[begin Data]
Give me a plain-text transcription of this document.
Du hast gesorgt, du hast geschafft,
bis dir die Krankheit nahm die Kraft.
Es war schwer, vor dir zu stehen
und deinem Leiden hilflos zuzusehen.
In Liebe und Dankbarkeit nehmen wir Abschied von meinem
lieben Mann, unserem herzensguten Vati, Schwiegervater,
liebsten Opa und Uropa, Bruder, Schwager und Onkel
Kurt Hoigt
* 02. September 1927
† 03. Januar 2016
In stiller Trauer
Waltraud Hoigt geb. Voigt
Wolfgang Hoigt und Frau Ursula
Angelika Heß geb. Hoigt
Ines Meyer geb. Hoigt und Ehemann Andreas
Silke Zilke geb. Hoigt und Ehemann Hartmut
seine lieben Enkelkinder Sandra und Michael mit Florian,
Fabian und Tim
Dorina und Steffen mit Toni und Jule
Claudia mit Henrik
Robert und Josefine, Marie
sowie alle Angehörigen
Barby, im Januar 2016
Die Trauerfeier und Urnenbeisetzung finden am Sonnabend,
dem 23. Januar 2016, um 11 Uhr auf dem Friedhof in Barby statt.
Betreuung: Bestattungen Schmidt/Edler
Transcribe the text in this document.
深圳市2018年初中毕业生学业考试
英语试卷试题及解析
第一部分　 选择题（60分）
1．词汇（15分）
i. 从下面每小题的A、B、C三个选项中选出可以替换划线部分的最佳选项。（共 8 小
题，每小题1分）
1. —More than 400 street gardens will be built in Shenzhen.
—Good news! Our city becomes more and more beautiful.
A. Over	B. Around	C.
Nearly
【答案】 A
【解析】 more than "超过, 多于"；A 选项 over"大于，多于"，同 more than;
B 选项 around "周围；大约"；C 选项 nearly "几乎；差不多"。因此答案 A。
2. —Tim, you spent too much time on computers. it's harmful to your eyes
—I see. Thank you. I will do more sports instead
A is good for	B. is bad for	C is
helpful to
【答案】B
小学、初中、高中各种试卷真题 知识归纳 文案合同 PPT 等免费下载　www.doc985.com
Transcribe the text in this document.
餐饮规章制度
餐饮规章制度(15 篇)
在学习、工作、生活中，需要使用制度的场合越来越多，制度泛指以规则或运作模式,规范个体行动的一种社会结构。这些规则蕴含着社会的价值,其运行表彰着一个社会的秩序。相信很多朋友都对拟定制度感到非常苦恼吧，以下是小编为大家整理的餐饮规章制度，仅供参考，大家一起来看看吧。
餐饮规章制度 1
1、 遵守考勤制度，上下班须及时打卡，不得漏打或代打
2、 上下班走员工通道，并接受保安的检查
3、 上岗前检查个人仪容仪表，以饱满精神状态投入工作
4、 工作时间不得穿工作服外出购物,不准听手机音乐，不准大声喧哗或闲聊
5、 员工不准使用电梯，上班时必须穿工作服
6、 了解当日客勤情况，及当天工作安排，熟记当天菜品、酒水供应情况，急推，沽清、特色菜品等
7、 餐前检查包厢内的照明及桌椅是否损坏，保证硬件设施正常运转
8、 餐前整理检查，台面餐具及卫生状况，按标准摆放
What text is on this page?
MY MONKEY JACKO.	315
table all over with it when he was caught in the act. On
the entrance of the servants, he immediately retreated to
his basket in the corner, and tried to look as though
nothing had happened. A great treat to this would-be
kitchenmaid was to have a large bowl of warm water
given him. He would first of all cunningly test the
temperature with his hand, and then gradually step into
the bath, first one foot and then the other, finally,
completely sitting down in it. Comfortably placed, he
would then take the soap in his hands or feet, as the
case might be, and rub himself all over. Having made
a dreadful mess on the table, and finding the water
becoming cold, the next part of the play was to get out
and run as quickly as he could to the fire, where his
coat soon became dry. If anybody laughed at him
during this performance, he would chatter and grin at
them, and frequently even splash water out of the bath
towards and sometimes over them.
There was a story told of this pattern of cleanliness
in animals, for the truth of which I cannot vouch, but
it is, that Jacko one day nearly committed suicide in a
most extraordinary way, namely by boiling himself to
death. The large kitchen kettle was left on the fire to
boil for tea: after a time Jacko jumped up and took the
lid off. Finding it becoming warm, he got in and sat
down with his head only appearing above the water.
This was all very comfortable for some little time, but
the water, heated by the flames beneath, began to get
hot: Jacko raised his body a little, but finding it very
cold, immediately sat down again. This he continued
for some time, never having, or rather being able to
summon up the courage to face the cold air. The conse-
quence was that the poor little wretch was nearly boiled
[end Data]
From the data above, copy each line that has the string "bath".

the bath, first one foot and then the other, finally,
them, and frequently even splash water out of the bath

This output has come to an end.